● **RECORDS FOR THIS TASK**:
══════

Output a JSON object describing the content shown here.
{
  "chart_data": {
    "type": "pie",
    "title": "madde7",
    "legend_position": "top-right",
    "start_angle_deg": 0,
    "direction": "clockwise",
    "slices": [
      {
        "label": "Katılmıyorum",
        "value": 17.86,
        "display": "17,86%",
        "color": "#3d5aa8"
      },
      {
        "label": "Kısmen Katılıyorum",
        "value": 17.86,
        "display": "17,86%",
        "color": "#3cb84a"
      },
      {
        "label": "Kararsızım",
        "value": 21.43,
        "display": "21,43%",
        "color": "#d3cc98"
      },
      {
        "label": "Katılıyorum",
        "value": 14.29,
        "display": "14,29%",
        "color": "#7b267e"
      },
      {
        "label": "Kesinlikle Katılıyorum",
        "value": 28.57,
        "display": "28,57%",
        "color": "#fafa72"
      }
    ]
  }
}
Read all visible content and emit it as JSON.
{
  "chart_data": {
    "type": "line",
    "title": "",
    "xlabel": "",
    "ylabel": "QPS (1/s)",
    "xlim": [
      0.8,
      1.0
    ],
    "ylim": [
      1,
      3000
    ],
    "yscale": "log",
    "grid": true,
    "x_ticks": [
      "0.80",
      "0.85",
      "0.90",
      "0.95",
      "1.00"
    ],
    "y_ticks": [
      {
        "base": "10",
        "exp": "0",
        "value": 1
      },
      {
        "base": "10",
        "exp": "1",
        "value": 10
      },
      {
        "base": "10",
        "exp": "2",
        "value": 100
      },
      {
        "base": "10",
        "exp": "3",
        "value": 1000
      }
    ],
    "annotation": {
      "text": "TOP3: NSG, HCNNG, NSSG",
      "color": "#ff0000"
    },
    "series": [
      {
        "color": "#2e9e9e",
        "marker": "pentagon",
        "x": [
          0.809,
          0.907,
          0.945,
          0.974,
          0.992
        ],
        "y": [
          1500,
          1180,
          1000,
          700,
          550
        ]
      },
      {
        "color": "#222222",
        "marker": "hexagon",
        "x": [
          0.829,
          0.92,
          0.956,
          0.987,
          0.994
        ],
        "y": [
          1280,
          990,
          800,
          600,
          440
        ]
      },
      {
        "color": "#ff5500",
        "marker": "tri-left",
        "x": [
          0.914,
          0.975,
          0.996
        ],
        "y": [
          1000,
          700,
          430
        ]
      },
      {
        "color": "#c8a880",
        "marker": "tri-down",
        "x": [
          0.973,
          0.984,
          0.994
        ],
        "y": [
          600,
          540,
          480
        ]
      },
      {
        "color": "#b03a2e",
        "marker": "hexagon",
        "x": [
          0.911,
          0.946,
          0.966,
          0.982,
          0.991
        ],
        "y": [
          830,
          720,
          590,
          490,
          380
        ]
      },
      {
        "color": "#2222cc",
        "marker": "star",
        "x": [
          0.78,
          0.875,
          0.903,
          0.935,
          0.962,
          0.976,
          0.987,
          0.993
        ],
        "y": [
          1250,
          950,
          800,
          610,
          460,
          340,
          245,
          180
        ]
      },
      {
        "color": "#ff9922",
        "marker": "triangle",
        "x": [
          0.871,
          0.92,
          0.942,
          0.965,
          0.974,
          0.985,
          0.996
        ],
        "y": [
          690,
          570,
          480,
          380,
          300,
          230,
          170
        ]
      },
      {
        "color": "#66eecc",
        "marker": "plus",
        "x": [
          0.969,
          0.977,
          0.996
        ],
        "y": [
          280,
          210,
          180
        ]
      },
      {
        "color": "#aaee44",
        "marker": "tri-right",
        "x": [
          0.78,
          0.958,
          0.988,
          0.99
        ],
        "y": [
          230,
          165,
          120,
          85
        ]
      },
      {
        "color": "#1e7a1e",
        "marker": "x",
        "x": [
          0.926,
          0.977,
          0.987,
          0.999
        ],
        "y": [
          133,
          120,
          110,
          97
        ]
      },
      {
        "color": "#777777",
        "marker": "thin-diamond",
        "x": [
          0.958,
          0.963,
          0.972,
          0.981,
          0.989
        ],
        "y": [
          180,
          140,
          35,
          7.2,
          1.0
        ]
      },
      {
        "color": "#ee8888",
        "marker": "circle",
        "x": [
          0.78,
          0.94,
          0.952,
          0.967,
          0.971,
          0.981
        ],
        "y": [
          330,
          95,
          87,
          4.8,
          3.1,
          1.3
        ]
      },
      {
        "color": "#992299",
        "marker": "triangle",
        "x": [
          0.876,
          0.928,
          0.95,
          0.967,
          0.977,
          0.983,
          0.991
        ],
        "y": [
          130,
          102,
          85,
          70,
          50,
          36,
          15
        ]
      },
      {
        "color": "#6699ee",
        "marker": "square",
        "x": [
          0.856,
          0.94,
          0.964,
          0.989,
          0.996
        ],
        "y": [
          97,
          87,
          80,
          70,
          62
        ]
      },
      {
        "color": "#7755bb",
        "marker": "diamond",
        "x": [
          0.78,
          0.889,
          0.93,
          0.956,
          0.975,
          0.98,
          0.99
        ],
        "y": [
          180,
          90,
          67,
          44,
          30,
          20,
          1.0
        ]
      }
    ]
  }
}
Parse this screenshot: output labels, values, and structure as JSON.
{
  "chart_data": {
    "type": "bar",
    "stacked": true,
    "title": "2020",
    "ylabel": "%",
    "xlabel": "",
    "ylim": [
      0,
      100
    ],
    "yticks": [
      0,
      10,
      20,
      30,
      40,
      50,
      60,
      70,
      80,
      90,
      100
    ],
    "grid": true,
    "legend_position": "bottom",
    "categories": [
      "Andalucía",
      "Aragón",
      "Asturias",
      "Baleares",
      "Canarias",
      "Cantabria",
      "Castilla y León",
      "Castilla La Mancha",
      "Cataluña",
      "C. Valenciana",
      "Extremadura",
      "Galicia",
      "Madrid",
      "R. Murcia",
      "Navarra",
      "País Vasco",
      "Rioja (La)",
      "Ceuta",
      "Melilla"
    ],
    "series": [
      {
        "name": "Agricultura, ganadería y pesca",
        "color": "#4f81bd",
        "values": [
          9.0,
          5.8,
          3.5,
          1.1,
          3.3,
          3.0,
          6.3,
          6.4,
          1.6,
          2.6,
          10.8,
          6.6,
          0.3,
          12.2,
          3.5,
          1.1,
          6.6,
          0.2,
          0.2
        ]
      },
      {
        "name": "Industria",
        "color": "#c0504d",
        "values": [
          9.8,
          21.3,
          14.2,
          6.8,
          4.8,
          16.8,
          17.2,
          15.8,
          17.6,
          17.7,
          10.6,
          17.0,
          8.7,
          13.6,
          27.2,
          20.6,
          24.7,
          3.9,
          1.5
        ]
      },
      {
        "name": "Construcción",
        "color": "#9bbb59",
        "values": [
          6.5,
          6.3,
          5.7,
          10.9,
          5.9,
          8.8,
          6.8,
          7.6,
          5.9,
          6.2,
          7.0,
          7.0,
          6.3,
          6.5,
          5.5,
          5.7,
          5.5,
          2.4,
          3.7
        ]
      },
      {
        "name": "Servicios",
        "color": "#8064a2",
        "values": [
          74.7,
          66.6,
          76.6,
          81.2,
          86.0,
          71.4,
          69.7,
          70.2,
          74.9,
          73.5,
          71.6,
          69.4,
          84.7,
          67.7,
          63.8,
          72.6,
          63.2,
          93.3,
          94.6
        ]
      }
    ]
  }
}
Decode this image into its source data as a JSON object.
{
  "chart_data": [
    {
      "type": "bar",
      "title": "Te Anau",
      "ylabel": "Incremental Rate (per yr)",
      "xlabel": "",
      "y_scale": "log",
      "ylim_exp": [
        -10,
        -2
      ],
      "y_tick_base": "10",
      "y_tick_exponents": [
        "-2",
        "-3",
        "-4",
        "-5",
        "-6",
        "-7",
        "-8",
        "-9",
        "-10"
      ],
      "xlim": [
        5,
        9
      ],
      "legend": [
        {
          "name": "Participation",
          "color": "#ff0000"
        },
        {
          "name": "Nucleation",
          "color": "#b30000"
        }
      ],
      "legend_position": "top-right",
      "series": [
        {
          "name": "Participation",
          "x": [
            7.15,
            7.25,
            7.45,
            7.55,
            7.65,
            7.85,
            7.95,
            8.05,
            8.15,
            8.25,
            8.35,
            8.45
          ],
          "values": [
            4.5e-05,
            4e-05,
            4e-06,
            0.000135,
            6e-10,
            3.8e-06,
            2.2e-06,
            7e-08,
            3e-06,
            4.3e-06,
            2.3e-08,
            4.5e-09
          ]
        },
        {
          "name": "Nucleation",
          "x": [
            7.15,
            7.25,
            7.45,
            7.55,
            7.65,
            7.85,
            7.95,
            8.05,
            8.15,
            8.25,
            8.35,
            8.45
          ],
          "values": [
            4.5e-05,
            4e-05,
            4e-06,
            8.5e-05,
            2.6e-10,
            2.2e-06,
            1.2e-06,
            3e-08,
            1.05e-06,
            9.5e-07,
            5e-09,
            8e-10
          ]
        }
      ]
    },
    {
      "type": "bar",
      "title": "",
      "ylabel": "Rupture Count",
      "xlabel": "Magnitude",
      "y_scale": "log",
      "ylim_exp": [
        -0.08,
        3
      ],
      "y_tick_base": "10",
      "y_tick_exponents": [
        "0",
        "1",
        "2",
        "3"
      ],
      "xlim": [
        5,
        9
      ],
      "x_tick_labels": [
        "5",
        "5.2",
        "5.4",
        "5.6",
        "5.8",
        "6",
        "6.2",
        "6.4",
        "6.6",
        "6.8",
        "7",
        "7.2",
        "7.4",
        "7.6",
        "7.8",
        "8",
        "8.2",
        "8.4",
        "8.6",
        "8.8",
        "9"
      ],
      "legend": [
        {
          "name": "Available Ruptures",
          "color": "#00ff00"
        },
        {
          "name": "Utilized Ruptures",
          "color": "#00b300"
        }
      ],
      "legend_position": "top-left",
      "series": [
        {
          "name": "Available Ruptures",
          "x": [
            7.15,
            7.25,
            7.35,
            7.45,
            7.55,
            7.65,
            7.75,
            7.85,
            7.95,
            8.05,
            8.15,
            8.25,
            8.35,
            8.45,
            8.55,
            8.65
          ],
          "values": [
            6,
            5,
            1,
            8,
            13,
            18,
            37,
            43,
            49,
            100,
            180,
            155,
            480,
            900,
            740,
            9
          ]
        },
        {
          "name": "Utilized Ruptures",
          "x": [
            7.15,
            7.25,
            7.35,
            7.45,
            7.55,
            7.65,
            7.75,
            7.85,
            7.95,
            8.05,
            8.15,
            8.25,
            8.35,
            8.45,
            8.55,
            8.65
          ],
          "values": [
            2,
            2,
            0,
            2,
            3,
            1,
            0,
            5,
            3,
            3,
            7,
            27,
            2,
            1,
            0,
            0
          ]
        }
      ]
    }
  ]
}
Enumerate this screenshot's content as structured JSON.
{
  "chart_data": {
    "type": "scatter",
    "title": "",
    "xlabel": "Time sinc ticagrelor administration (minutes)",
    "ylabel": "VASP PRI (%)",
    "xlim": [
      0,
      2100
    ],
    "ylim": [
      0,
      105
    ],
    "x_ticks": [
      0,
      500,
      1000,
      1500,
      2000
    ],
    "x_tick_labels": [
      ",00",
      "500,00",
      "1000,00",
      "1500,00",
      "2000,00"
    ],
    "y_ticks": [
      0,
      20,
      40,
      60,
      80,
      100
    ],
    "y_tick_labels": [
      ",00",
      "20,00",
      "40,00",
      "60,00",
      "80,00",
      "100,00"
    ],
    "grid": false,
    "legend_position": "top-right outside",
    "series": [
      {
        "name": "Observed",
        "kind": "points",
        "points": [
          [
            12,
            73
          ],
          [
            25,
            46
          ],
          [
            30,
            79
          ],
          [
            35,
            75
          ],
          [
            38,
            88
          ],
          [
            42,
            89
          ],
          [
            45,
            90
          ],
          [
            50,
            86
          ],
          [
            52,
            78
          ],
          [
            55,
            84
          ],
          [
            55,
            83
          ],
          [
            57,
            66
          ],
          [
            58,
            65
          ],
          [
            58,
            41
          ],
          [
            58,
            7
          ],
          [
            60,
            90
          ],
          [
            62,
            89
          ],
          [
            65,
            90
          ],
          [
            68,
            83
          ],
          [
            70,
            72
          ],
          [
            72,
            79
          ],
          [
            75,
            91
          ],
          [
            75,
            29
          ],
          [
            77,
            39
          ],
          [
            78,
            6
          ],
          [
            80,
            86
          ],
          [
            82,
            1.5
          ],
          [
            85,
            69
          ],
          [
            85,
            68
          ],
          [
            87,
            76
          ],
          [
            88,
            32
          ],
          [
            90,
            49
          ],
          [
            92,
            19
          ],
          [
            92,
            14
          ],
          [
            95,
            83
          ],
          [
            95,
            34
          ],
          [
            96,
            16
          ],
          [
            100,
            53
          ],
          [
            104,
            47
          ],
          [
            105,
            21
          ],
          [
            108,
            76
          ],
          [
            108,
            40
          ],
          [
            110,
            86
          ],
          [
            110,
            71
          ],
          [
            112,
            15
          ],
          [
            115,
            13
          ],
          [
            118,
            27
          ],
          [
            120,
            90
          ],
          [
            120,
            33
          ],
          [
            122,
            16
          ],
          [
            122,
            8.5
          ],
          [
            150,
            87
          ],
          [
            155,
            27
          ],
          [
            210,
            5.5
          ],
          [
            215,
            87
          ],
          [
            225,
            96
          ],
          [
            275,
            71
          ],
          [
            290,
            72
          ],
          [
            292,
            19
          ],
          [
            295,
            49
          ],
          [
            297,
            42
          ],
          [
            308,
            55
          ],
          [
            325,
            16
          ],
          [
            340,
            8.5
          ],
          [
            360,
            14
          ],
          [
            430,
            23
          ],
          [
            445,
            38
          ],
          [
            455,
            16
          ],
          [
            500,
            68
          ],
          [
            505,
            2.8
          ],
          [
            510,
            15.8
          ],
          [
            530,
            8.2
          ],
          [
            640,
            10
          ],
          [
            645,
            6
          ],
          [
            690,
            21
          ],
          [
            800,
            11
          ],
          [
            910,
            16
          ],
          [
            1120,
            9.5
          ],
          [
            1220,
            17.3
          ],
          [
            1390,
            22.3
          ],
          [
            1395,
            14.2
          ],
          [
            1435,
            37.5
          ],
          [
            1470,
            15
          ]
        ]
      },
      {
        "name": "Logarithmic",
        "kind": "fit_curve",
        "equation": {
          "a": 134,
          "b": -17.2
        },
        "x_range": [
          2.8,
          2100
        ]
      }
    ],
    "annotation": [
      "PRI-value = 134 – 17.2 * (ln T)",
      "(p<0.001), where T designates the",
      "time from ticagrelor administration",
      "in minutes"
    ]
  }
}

══════

● **STATED EXERCISE**: Pull out the lines above in which the word "minutes" appears.

● **THE ANSWER**:
    "xlabel": "Time sinc ticagrelor administration (minutes)",
      "in minutes"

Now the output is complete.